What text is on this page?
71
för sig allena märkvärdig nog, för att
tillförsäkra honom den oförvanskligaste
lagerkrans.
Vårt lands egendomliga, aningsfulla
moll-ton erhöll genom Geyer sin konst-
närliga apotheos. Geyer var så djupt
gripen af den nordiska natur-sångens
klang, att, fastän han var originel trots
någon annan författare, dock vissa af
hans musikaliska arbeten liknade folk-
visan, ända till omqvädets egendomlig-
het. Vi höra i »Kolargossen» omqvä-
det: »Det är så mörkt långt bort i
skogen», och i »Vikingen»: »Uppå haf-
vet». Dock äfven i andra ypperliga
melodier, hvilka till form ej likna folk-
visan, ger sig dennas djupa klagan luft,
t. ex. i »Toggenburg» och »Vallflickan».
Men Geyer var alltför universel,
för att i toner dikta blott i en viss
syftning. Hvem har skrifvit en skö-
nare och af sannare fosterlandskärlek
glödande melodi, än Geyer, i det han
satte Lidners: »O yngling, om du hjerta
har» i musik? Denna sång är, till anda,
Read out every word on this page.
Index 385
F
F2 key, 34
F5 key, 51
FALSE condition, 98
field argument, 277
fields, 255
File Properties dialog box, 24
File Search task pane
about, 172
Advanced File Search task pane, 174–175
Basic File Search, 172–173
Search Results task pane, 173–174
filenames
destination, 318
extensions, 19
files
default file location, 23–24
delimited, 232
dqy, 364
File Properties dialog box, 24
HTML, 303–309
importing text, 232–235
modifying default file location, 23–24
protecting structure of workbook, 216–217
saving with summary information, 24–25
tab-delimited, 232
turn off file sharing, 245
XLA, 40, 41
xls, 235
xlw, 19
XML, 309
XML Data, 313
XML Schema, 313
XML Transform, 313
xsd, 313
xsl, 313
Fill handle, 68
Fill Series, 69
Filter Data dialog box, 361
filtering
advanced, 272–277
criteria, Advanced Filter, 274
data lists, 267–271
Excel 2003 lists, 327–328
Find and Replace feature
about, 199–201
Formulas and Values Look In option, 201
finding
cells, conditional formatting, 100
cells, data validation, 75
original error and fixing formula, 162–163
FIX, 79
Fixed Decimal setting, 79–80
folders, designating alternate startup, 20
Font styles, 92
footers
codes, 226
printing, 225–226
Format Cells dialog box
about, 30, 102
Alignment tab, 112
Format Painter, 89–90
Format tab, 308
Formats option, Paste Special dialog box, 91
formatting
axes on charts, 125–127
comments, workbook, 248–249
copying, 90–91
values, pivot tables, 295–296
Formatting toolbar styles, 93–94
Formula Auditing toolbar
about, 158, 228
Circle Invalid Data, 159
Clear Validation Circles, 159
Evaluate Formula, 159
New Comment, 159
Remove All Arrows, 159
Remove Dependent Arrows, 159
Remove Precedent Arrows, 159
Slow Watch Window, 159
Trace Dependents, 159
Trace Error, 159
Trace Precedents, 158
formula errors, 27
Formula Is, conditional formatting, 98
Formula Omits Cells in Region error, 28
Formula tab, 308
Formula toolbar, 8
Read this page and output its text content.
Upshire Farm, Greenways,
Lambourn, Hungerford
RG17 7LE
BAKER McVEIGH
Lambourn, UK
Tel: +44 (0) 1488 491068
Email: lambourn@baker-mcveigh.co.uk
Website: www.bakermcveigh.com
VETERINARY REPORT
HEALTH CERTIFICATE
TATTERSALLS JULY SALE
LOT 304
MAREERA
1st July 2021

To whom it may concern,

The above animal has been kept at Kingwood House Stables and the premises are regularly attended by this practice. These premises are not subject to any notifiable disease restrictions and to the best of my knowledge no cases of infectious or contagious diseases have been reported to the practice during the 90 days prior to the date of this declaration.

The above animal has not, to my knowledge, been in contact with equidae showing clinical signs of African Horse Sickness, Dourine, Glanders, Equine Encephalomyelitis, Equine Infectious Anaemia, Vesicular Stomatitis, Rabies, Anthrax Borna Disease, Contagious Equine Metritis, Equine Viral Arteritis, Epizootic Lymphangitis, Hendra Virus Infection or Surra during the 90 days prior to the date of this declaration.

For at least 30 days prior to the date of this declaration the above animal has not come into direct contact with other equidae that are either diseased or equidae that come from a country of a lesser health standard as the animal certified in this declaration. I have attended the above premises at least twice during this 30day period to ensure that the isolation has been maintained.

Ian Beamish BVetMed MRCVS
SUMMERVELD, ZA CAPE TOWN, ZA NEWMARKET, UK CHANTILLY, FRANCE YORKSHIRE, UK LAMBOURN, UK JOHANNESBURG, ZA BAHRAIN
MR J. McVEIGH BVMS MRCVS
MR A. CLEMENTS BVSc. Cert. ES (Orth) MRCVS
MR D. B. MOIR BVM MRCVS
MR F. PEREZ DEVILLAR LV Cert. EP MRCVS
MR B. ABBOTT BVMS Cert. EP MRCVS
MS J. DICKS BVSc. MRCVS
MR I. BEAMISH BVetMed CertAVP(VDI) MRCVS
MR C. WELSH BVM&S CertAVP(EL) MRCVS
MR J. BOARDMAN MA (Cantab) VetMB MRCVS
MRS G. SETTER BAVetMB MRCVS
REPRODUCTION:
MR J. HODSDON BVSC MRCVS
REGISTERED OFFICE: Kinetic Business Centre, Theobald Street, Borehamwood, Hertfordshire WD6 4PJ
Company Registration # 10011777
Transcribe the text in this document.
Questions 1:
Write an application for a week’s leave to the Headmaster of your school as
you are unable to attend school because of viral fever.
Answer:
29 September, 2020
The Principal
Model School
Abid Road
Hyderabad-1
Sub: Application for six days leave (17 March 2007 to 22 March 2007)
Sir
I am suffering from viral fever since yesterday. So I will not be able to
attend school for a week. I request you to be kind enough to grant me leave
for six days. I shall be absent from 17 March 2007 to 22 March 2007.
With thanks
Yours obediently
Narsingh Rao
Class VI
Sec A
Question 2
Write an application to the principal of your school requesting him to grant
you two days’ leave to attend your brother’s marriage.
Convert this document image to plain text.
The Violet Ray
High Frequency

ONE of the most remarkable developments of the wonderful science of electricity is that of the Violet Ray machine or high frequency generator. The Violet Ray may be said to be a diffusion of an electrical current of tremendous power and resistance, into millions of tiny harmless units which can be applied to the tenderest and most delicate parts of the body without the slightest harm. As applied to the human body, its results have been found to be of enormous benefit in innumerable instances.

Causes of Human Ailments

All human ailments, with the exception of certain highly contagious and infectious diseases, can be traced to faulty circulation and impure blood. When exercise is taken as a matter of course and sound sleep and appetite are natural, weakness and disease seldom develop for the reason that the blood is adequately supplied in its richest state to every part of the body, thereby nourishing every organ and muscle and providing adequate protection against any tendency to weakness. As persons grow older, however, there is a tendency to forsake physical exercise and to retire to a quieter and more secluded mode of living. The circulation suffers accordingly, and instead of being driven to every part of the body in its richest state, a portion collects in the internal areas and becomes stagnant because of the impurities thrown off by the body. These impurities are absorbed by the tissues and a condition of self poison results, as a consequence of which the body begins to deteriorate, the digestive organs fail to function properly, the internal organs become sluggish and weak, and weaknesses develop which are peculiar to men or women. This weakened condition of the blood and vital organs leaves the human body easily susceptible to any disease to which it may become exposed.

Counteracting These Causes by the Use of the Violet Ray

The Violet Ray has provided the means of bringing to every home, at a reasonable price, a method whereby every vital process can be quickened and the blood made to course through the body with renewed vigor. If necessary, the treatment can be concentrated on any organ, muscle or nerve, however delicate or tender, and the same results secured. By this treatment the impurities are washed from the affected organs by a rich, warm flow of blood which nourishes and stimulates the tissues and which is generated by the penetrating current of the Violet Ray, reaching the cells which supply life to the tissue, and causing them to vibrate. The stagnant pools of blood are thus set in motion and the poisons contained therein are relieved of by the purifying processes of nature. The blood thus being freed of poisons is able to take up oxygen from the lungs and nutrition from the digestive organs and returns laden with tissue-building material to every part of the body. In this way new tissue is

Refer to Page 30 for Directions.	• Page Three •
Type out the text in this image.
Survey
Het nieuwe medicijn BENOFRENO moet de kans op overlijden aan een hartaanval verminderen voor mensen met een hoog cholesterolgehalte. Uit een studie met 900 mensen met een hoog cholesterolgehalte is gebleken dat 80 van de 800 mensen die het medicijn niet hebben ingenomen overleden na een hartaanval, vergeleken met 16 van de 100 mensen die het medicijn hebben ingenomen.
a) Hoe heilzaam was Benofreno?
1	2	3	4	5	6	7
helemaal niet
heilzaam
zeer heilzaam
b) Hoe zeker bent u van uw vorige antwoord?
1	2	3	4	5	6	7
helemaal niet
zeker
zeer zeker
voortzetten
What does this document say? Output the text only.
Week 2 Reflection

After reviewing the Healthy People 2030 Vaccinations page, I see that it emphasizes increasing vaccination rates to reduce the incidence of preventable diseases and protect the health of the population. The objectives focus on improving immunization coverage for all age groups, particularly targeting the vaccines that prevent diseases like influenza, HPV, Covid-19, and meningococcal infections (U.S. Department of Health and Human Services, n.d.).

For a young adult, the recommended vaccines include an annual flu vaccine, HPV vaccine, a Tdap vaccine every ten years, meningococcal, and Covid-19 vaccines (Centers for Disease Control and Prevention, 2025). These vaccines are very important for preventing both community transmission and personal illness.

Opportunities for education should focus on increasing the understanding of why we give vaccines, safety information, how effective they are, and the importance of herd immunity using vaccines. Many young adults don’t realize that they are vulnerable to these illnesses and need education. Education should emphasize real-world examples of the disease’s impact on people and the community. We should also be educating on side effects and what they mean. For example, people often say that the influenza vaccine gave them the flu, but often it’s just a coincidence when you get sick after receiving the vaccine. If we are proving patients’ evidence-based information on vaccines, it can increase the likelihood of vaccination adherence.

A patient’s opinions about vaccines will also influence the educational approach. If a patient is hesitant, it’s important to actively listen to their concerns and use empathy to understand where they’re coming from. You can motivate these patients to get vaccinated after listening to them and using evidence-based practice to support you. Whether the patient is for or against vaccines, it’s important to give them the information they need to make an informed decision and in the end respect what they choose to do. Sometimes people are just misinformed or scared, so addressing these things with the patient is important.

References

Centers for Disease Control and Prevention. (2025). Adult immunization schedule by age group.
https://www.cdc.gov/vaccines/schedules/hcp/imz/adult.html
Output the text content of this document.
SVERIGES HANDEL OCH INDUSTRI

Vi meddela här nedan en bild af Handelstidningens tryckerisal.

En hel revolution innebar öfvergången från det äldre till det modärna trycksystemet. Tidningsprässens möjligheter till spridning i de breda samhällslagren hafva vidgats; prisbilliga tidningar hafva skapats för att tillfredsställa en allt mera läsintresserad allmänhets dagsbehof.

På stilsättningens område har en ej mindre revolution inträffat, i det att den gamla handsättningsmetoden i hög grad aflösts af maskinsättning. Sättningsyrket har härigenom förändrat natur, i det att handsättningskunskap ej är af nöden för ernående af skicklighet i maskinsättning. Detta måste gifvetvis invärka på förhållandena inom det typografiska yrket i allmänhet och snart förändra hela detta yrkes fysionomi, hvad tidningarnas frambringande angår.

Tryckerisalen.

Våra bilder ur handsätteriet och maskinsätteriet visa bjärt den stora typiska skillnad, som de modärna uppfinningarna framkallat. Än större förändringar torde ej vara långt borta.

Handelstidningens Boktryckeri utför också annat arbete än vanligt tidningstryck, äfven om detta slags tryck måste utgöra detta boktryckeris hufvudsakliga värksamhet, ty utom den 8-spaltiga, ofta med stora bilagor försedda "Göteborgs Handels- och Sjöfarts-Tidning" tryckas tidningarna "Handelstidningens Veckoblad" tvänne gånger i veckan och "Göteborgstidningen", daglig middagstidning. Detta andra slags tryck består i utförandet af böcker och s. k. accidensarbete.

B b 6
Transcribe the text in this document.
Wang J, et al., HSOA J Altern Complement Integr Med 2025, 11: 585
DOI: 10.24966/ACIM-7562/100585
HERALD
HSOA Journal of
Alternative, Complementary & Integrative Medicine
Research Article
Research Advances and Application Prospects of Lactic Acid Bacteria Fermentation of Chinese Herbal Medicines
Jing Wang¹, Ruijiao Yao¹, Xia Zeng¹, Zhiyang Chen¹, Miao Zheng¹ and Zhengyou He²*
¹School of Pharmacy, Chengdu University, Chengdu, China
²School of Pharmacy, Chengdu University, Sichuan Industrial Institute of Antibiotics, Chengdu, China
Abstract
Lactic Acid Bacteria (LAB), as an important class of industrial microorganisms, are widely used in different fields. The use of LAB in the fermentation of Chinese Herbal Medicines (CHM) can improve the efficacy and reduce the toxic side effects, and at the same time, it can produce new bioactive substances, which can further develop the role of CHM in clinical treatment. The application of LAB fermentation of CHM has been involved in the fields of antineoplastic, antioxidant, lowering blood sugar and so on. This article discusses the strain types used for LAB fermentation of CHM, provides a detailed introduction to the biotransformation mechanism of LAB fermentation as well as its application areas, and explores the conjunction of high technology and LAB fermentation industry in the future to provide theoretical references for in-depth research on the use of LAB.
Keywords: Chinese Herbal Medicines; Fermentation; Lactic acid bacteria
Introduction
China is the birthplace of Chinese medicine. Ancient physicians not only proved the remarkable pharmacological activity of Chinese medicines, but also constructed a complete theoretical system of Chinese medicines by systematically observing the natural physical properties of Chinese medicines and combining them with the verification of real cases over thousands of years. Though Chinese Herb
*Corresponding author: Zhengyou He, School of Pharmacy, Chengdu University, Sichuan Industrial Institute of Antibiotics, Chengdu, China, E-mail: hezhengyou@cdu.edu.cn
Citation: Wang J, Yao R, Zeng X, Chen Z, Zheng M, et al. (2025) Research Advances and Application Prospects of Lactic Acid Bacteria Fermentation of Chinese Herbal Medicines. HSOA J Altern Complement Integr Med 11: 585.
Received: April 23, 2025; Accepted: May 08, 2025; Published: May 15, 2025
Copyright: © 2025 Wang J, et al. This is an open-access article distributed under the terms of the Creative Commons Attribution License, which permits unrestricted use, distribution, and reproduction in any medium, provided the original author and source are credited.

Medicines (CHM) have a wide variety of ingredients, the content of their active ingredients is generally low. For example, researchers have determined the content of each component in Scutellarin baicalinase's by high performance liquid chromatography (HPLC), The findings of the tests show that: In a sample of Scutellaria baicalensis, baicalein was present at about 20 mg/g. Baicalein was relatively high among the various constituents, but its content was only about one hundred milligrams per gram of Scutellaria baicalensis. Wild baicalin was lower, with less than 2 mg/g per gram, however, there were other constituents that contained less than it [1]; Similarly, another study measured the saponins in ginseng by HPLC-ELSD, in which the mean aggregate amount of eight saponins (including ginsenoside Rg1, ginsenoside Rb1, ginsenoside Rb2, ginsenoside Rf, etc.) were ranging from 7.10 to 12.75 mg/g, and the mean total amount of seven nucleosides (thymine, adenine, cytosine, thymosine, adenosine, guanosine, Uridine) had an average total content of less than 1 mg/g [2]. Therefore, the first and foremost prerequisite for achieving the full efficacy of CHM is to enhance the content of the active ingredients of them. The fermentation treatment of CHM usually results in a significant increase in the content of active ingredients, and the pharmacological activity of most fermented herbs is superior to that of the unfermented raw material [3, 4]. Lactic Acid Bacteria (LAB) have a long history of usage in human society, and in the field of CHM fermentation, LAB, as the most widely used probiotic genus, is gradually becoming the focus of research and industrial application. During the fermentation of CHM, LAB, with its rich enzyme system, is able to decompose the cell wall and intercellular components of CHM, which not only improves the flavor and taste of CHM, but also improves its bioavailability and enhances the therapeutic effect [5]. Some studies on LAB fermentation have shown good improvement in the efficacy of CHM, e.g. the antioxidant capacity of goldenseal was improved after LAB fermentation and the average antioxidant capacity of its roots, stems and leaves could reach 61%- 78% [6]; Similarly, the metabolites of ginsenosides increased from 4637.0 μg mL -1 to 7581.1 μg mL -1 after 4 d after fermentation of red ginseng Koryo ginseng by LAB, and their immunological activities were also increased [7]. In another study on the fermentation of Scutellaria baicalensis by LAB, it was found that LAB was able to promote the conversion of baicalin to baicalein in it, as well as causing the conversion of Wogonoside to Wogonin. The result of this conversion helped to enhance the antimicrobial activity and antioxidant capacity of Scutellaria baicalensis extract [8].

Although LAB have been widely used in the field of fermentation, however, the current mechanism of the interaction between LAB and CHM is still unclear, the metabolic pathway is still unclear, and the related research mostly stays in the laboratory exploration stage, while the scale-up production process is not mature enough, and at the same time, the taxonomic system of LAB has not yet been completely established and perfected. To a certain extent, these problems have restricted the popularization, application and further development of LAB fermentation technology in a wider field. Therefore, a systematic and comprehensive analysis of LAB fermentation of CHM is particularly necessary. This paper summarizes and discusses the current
*****
THE TASK ::
Find the word "Control" in the entries above and gather every line that holds it.

SOLUTION FOR THIS PROBLEM ::
For a young adult, the recommended vaccines include an annual flu vaccine, HPV vaccine, a Tdap vaccine every ten years, meningococcal, and Covid-19 vaccines (Centers for Disease Control and Prevention, 2025). These vaccines are very important for preventing both community transmission and personal illness.
Centers for Disease Control and Prevention. (2025). Adult immunization schedule by age group.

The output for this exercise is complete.